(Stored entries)
•••••

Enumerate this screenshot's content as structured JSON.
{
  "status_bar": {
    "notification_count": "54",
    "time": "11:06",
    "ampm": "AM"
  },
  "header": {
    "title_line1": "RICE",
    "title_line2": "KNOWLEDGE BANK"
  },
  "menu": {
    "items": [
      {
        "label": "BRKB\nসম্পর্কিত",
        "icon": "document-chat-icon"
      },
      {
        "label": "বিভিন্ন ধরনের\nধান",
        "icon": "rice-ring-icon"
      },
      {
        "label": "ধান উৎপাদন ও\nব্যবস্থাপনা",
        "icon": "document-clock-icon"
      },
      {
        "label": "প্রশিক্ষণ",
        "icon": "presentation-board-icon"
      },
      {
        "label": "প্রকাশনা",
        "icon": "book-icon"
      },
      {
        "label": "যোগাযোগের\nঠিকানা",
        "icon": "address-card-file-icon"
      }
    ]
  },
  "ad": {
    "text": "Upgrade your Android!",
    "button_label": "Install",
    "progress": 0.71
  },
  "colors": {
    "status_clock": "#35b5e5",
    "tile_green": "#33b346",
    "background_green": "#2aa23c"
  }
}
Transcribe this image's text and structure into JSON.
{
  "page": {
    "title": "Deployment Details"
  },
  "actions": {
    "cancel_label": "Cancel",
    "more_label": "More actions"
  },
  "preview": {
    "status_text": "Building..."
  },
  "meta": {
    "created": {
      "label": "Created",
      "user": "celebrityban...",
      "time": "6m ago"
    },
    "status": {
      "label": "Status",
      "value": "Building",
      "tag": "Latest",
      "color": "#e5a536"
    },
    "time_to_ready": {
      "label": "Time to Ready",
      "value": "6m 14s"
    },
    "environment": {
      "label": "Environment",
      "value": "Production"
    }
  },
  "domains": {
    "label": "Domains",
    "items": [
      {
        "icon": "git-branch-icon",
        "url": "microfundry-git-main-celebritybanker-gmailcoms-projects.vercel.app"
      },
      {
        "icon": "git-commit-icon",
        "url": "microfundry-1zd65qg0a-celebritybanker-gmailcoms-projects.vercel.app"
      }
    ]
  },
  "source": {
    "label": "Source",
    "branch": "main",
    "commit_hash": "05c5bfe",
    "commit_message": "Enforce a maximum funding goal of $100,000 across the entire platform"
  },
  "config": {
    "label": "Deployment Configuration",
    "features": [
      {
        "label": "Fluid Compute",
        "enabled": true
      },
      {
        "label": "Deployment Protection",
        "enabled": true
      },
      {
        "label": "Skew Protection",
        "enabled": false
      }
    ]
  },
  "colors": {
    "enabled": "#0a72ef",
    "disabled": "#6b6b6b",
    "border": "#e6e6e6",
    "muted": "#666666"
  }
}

•••••

- _DIRECTIONS_: Answer only with how many lines in the records include "icon".

- _TASK OUTPUT_: 8